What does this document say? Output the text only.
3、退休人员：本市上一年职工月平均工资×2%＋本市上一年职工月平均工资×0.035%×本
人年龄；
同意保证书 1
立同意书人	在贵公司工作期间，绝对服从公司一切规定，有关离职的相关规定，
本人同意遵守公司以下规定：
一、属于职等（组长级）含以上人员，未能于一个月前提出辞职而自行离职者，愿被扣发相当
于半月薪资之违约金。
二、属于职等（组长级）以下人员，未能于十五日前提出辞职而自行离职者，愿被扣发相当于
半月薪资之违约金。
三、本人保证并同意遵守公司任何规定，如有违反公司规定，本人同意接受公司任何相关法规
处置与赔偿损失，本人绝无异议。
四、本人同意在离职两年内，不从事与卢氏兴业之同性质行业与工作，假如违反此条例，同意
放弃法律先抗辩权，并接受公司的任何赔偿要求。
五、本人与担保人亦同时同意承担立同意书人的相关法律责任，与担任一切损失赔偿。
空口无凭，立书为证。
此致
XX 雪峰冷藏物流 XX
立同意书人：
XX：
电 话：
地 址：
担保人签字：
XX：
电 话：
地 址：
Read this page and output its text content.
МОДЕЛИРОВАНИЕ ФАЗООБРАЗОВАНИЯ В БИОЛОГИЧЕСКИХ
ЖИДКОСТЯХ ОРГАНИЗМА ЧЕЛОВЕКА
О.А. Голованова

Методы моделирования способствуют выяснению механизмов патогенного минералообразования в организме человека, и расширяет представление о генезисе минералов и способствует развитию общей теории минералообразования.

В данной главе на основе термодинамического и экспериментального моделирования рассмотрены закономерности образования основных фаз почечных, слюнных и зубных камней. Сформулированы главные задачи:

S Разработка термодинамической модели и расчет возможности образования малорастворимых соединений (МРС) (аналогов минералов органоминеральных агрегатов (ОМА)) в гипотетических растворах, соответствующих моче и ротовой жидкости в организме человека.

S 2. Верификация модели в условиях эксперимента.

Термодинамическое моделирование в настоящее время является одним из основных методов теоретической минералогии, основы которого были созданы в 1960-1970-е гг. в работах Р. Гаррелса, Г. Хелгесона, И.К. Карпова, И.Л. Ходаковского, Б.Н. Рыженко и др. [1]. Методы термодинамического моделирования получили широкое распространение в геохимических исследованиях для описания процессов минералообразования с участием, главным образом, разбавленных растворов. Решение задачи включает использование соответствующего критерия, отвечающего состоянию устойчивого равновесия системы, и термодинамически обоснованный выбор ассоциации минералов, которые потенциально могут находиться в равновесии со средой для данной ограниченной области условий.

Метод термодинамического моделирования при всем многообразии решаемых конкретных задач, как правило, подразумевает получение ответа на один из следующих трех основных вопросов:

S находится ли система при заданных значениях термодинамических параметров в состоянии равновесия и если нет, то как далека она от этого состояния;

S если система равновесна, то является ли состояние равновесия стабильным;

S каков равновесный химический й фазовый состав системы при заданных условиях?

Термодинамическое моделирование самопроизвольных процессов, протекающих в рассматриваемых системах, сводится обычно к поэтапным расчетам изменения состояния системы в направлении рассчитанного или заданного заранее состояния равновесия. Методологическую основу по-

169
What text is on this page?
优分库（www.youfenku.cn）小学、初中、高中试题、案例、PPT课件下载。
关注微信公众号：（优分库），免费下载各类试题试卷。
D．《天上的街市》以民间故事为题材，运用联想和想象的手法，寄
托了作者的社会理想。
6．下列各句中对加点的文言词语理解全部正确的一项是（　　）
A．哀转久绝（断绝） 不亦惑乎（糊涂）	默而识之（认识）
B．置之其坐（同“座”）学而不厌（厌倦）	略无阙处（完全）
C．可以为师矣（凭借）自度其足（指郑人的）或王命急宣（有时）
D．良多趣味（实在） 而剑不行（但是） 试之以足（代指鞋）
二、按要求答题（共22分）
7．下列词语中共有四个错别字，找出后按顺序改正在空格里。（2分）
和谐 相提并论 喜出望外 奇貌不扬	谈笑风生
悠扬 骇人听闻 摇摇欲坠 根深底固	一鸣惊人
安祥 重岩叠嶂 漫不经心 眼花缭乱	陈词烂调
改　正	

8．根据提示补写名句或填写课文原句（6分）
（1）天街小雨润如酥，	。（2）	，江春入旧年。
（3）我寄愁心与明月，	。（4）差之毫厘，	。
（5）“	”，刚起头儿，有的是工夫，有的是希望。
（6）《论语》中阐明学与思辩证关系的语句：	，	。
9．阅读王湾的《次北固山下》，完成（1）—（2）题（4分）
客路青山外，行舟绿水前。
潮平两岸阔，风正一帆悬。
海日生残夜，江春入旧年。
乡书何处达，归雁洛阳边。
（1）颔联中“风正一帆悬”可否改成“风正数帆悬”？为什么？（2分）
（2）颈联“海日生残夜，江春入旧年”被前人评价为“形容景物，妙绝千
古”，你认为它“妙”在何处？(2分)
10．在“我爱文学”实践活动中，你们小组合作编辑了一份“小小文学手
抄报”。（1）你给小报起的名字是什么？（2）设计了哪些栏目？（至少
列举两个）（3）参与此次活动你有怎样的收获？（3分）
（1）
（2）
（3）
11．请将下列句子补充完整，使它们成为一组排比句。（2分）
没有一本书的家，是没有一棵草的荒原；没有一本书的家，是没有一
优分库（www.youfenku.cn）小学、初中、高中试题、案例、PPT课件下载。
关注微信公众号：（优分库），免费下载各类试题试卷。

# Aim
Retype exactly the lines from the one containing "What text is on this page?" through the last line of the records above, including both.

# Solution for this problem
What text is on this page?
优分库（www.youfenku.cn）小学、初中、高中试题、案例、PPT课件下载。
关注微信公众号：（优分库），免费下载各类试题试卷。
D．《天上的街市》以民间故事为题材，运用联想和想象的手法，寄
托了作者的社会理想。
6．下列各句中对加点的文言词语理解全部正确的一项是（　　）
A．哀转久绝（断绝） 不亦惑乎（糊涂）	默而识之（认识）
B．置之其坐（同“座”）学而不厌（厌倦）	略无阙处（完全）
C．可以为师矣（凭借）自度其足（指郑人的）或王命急宣（有时）
D．良多趣味（实在） 而剑不行（但是） 试之以足（代指鞋）
二、按要求答题（共22分）
7．下列词语中共有四个错别字，找出后按顺序改正在空格里。（2分）
和谐 相提并论 喜出望外 奇貌不扬	谈笑风生
悠扬 骇人听闻 摇摇欲坠 根深底固	一鸣惊人
安祥 重岩叠嶂 漫不经心 眼花缭乱	陈词烂调
改　正	

8．根据提示补写名句或填写课文原句（6分）
（1）天街小雨润如酥，	。（2）	，江春入旧年。
（3）我寄愁心与明月，	。（4）差之毫厘，	。
（5）“	”，刚起头儿，有的是工夫，有的是希望。
（6）《论语》中阐明学与思辩证关系的语句：	，	。
9．阅读王湾的《次北固山下》，完成（1）—（2）题（4分）
客路青山外，行舟绿水前。
潮平两岸阔，风正一帆悬。
海日生残夜，江春入旧年。
乡书何处达，归雁洛阳边。
（1）颔联中“风正一帆悬”可否改成“风正数帆悬”？为什么？（2分）
（2）颈联“海日生残夜，江春入旧年”被前人评价为“形容景物，妙绝千
古”，你认为它“妙”在何处？(2分)
10．在“我爱文学”实践活动中，你们小组合作编辑了一份“小小文学手
抄报”。（1）你给小报起的名字是什么？（2）设计了哪些栏目？（至少
列举两个）（3）参与此次活动你有怎样的收获？（3分）
（1）
（2）
（3）
11．请将下列句子补充完整，使它们成为一组排比句。（2分）
没有一本书的家，是没有一棵草的荒原；没有一本书的家，是没有一
优分库（www.youfenku.cn）小学、初中、高中试题、案例、PPT课件下载。
关注微信公众号：（优分库），免费下载各类试题试卷。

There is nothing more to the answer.